§ What is asked: Collect from the data below each line with "riro".

Dataset entries:
----

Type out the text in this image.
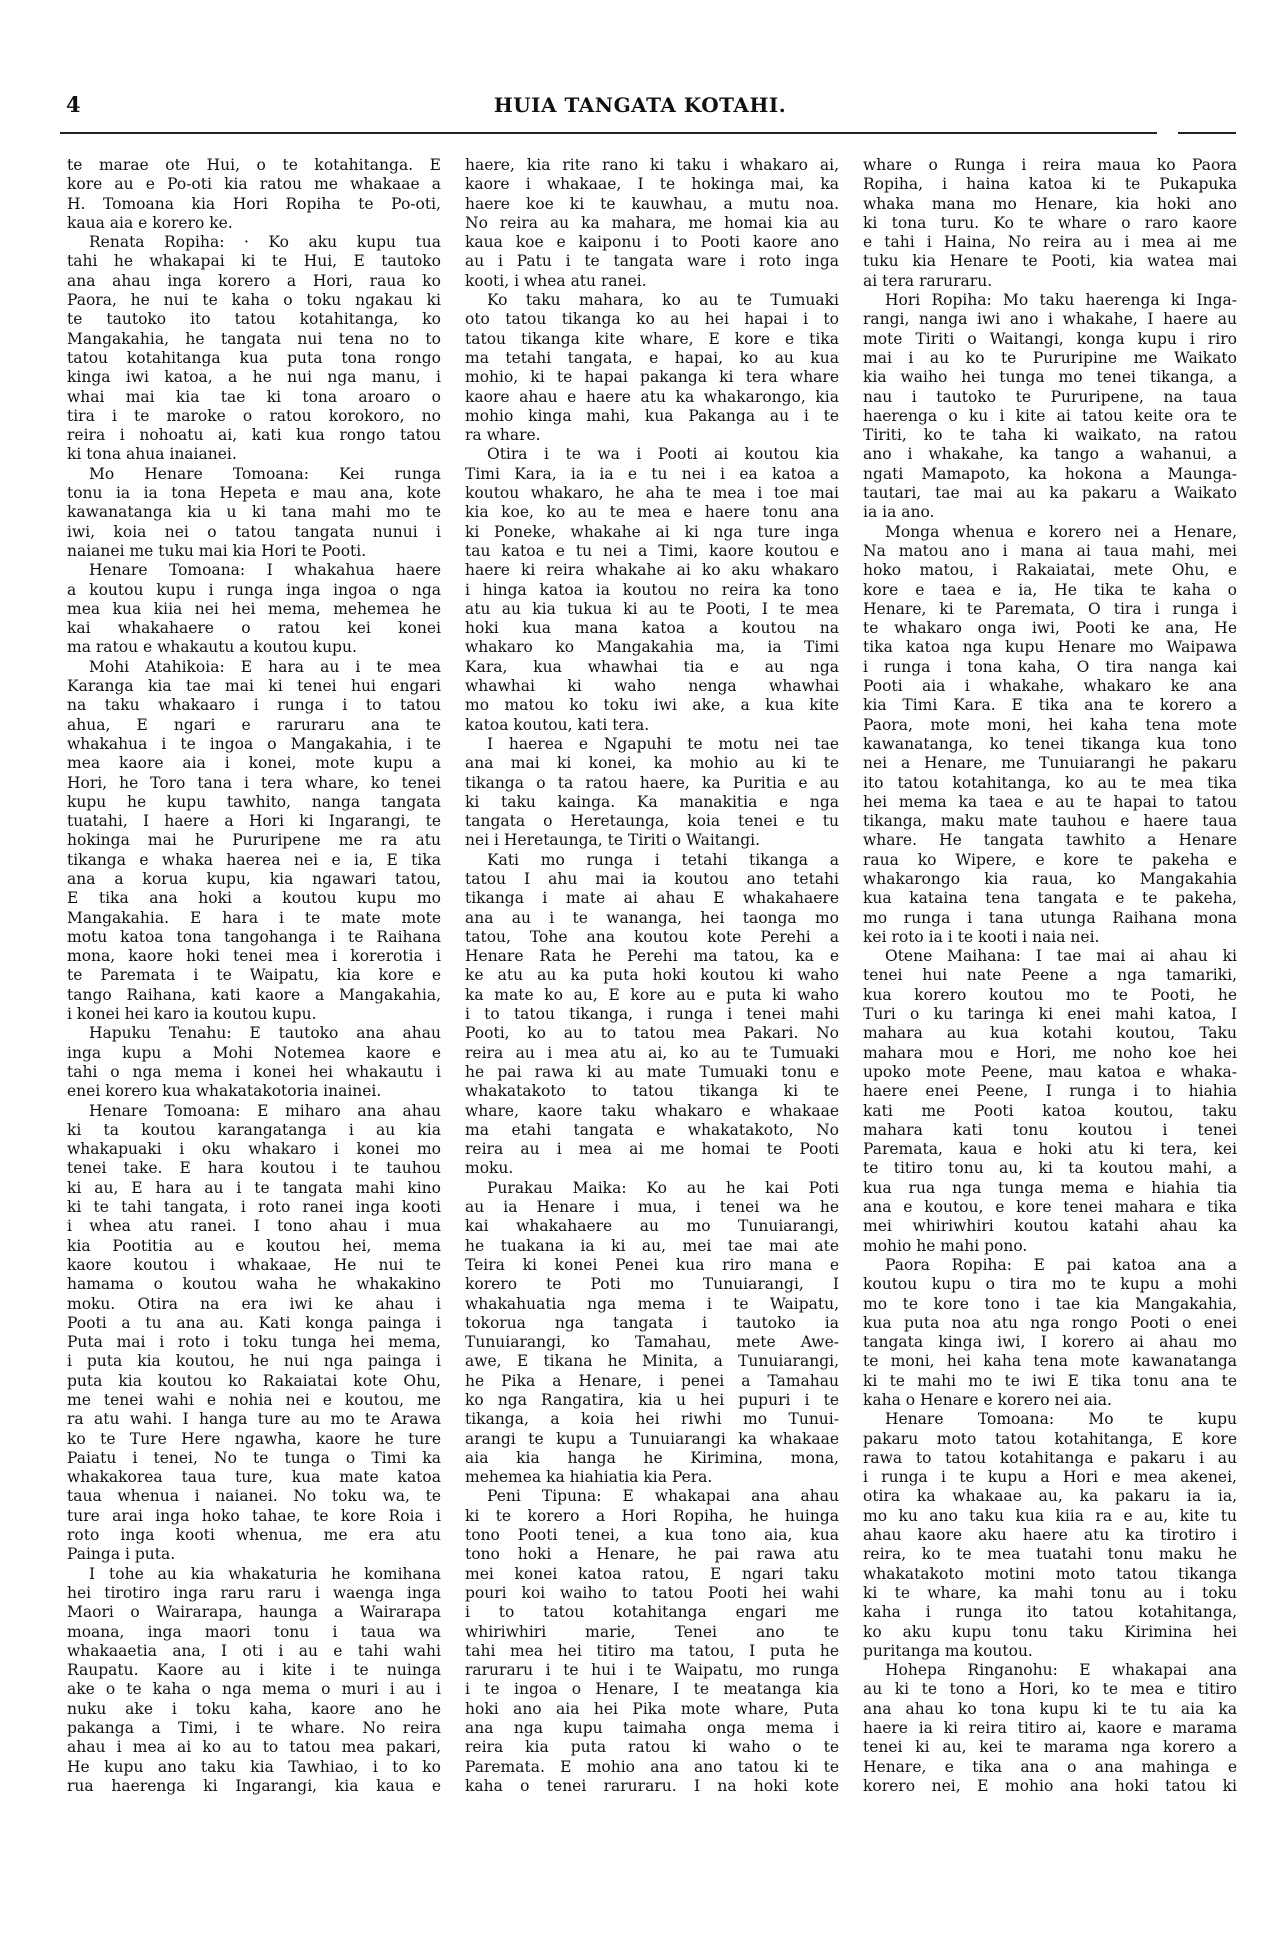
4	HUIA TANGATA KOTAHI.
te marae ote Hui, o te kotahitanga. E
kore au e Po-oti kia ratou me whakaae a
H. Tomoana kia Hori Ropiha te Po-oti,
kaua aia e korero ke.
Renata Ropiha: · Ko aku kupu tua
tahi he whakapai ki te Hui, E tautoko
ana ahau inga korero a Hori, raua ko
Paora, he nui te kaha o toku ngakau ki
te tautoko ito tatou kotahitanga, ko
Mangakahia, he tangata nui tena no to
tatou kotahitanga kua puta tona rongo
kinga iwi katoa, a he nui nga manu, i
whai mai kia tae ki tona aroaro o
tira i te maroke o ratou korokoro, no
reira i nohoatu ai, kati kua rongo tatou
ki tona ahua inaianei.
Mo Henare Tomoana: Kei runga
tonu ia ia tona Hepeta e mau ana, kote
kawanatanga kia u ki tana mahi mo te
iwi, koia nei o tatou tangata nunui i
naianei me tuku mai kia Hori te Pooti.
Henare Tomoana: I whakahua haere
a koutou kupu i runga inga ingoa o nga
mea kua kiia nei hei mema, mehemea he
kai whakahaere o ratou kei konei
ma ratou e whakautu a koutou kupu.
Mohi Atahikoia: E hara au i te mea
Karanga kia tae mai ki tenei hui engari
na taku whakaaro i runga i to tatou
ahua, E ngari e raruraru ana te
whakahua i te ingoa o Mangakahia, i te
mea kaore aia i konei, mote kupu a
Hori, he Toro tana i tera whare, ko tenei
kupu he kupu tawhito, nanga tangata
tuatahi, I haere a Hori ki Ingarangi, te
hokinga mai he Pururipene me ra atu
tikanga e whaka haerea nei e ia, E tika
ana a korua kupu, kia ngawari tatou,
E tika ana hoki a koutou kupu mo
Mangakahia. E hara i te mate mote
motu katoa tona tangohanga i te Raihana
mona, kaore hoki tenei mea i korerotia i
te Paremata i te Waipatu, kia kore e
tango Raihana, kati kaore a Mangakahia,
i konei hei karo ia koutou kupu.
Hapuku Tenahu: E tautoko ana ahau
inga kupu a Mohi Notemea kaore e
tahi o nga mema i konei hei whakautu i
enei korero kua whakatakotoria inainei.
Henare Tomoana: E miharo ana ahau
ki ta koutou karangatanga i au kia
whakapuaki i oku whakaro i konei mo
tenei take. E hara koutou i te tauhou
ki au, E hara au i te tangata mahi kino
ki te tahi tangata, i roto ranei inga kooti
i whea atu ranei. I tono ahau i mua
kia Pootitia au e koutou hei, mema
kaore koutou i whakaae, He nui te
hamama o koutou waha he whakakino
moku. Otira na era iwi ke ahau i
Pooti a tu ana au. Kati konga painga i
Puta mai i roto i toku tunga hei mema,
i puta kia koutou, he nui nga painga i
puta kia koutou ko Rakaiatai kote Ohu,
me tenei wahi e nohia nei e koutou, me
ra atu wahi. I hanga ture au mo te Arawa
ko te Ture Here ngawha, kaore he ture
Paiatu i tenei, No te tunga o Timi ka
whakakorea taua ture, kua mate katoa
taua whenua i naianei. No toku wa, te
ture arai inga hoko tahae, te kore Roia i
roto inga kooti whenua, me era atu
Painga i puta.
I tohe au kia whakaturia he komihana
hei tirotiro inga raru raru i waenga inga
Maori o Wairarapa, haunga a Wairarapa
moana, inga maori tonu i taua wa
whakaaetia ana, I oti i au e tahi wahi
Raupatu. Kaore au i kite i te nuinga
ake o te kaha o nga mema o muri i au i
nuku ake i toku kaha, kaore ano he
pakanga a Timi, i te whare. No reira
ahau i mea ai ko au to tatou mea pakari,
He kupu ano taku kia Tawhiao, i to ko
rua haerenga ki Ingarangi, kia kaua e
haere, kia rite rano ki taku i whakaro ai,
kaore i whakaae, I te hokinga mai, ka
haere koe ki te kauwhau, a mutu noa.
No reira au ka mahara, me homai kia au
kaua koe e kaiponu i to Pooti kaore ano
au i Patu i te tangata ware i roto inga
kooti, i whea atu ranei.
Ko taku mahara, ko au te Tumuaki
oto tatou tikanga ko au hei hapai i to
tatou tikanga kite whare, E kore e tika
ma tetahi tangata, e hapai, ko au kua
mohio, ki te hapai pakanga ki tera whare
kaore ahau e haere atu ka whakarongo, kia
mohio kinga mahi, kua Pakanga au i te
ra whare.
Otira i te wa i Pooti ai koutou kia
Timi Kara, ia ia e tu nei i ea katoa a
koutou whakaro, he aha te mea i toe mai
kia koe, ko au te mea e haere tonu ana
ki Poneke, whakahe ai ki nga ture inga
tau katoa e tu nei a Timi, kaore koutou e
haere ki reira whakahe ai ko aku whakaro
i hinga katoa ia koutou no reira ka tono
atu au kia tukua ki au te Pooti, I te mea
hoki kua mana katoa a koutou na
whakaro ko Mangakahia ma, ia Timi
Kara, kua whawhai tia e au nga
whawhai ki waho nenga whawhai
mo matou ko toku iwi ake, a kua kite
katoa koutou, kati tera.
I haerea e Ngapuhi te motu nei tae
ana mai ki konei, ka mohio au ki te
tikanga o ta ratou haere, ka Puritia e au
ki taku kainga. Ka manakitia e nga
tangata o Heretaunga, koia tenei e tu
nei i Heretaunga, te Tiriti o Waitangi.
Kati mo runga i tetahi tikanga a
tatou I ahu mai ia koutou ano tetahi
tikanga i mate ai ahau E whakahaere
ana au i te wananga, hei taonga mo
tatou, Tohe ana koutou kote Perehi a
Henare Rata he Perehi ma tatou, ka e
ke atu au ka puta hoki koutou ki waho
ka mate ko au, E kore au e puta ki waho
i to tatou tikanga, i runga i tenei mahi
Pooti, ko au to tatou mea Pakari. No
reira au i mea atu ai, ko au te Tumuaki
he pai rawa ki au mate Tumuaki tonu e
whakatakoto to tatou tikanga ki te
whare, kaore taku whakaro e whakaae
ma etahi tangata e whakatakoto, No
reira au i mea ai me homai te Pooti
moku.
Purakau Maika: Ko au he kai Poti
au ia Henare i mua, i tenei wa he
kai whakahaere au mo Tunuiarangi,
he tuakana ia ki au, mei tae mai ate
Teira ki konei Penei kua riro mana e
korero te Poti mo Tunuiarangi, I
whakahuatia nga mema i te Waipatu,
tokorua nga tangata i tautoko ia
Tunuiarangi, ko Tamahau, mete Awe-
awe, E tikana he Minita, a Tunuiarangi,
he Pika a Henare, i penei a Tamahau
ko nga Rangatira, kia u hei pupuri i te
tikanga, a koia hei riwhi mo Tunui-
arangi te kupu a Tunuiarangi ka whakaae
aia kia hanga he Kirimina, mona,
mehemea ka hiahiatia kia Pera.
Peni Tipuna: E whakapai ana ahau
ki te korero a Hori Ropiha, he huinga
tono Pooti tenei, a kua tono aia, kua
tono hoki a Henare, he pai rawa atu
mei konei katoa ratou, E ngari taku
pouri koi waiho to tatou Pooti hei wahi
i to tatou kotahitanga engari me
whiriwhiri marie, Tenei ano te
tahi mea hei titiro ma tatou, I puta he
raruraru i te hui i te Waipatu, mo runga
i te ingoa o Henare, I te meatanga kia
hoki ano aia hei Pika mote whare, Puta
ana nga kupu taimaha onga mema i
reira kia puta ratou ki waho o te
Paremata. E mohio ana ano tatou ki te
kaha o tenei raruraru. I na hoki kote
whare o Runga i reira maua ko Paora
Ropiha, i haina katoa ki te Pukapuka
whaka mana mo Henare, kia hoki ano
ki tona turu. Ko te whare o raro kaore
e tahi i Haina, No reira au i mea ai me
tuku kia Henare te Pooti, kia watea mai
ai tera raruraru.
Hori Ropiha: Mo taku haerenga ki Inga-
rangi, nanga iwi ano i whakahe, I haere au
mote Tiriti o Waitangi, konga kupu i riro
mai i au ko te Pururipine me Waikato
kia waiho hei tunga mo tenei tikanga, a
nau i tautoko te Pururipene, na taua
haerenga o ku i kite ai tatou keite ora te
Tiriti, ko te taha ki waikato, na ratou
ano i whakahe, ka tango a wahanui, a
ngati Mamapoto, ka hokona a Maunga-
tautari, tae mai au ka pakaru a Waikato
ia ia ano.
Monga whenua e korero nei a Henare,
Na matou ano i mana ai taua mahi, mei
hoko matou, i Rakaiatai, mete Ohu, e
kore e taea e ia, He tika te kaha o
Henare, ki te Paremata, O tira i runga i
te whakaro onga iwi, Pooti ke ana, He
tika katoa nga kupu Henare mo Waipawa
i runga i tona kaha, O tira nanga kai
Pooti aia i whakahe, whakaro ke ana
kia Timi Kara. E tika ana te korero a
Paora, mote moni, hei kaha tena mote
kawanatanga, ko tenei tikanga kua tono
nei a Henare, me Tunuiarangi he pakaru
ito tatou kotahitanga, ko au te mea tika
hei mema ka taea e au te hapai to tatou
tikanga, maku mate tauhou e haere taua
whare. He tangata tawhito a Henare
raua ko Wipere, e kore te pakeha e
whakarongo kia raua, ko Mangakahia
kua kataina tena tangata e te pakeha,
mo runga i tana utunga Raihana mona
kei roto ia i te kooti i naia nei.
Otene Maihana: I tae mai ai ahau ki
tenei hui nate Peene a nga tamariki,
kua korero koutou mo te Pooti, he
Turi o ku taringa ki enei mahi katoa, I
mahara au kua kotahi koutou, Taku
mahara mou e Hori, me noho koe hei
upoko mote Peene, mau katoa e whaka-
haere enei Peene, I runga i to hiahia
kati me Pooti katoa koutou, taku
mahara kati tonu koutou i tenei
Paremata, kaua e hoki atu ki tera, kei
te titiro tonu au, ki ta koutou mahi, a
kua rua nga tunga mema e hiahia tia
ana e koutou, e kore tenei mahara e tika
mei whiriwhiri koutou katahi ahau ka
mohio he mahi pono.
Paora Ropiha: E pai katoa ana a
koutou kupu o tira mo te kupu a mohi
mo te kore tono i tae kia Mangakahia,
kua puta noa atu nga rongo Pooti o enei
tangata kinga iwi, I korero ai ahau mo
te moni, hei kaha tena mote kawanatanga
ki te mahi mo te iwi E tika tonu ana te
kaha o Henare e korero nei aia.
Henare Tomoana: Mo te kupu
pakaru moto tatou kotahitanga, E kore
rawa to tatou kotahitanga e pakaru i au
i runga i te kupu a Hori e mea akenei,
otira ka whakaae au, ka pakaru ia ia,
mo ku ano taku kua kiia ra e au, kite tu
ahau kaore aku haere atu ka tirotiro i
reira, ko te mea tuatahi tonu maku he
whakatakoto motini moto tatou tikanga
ki te whare, ka mahi tonu au i toku
kaha i runga ito tatou kotahitanga,
ko aku kupu tonu taku Kirimina hei
puritanga ma koutou.
Hohepa Ringanohu: E whakapai ana
au ki te tono a Hori, ko te mea e titiro
ana ahau ko tona kupu ki te tu aia ka
haere ia ki reira titiro ai, kaore e marama
tenei ki au, kei te marama nga korero a
Henare, e tika ana o ana mahinga e
korero nei, E mohio ana hoki tatou ki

----

§ Right answer:
Teira ki konei Penei kua riro mana e
mote Tiriti o Waitangi, konga kupu i riro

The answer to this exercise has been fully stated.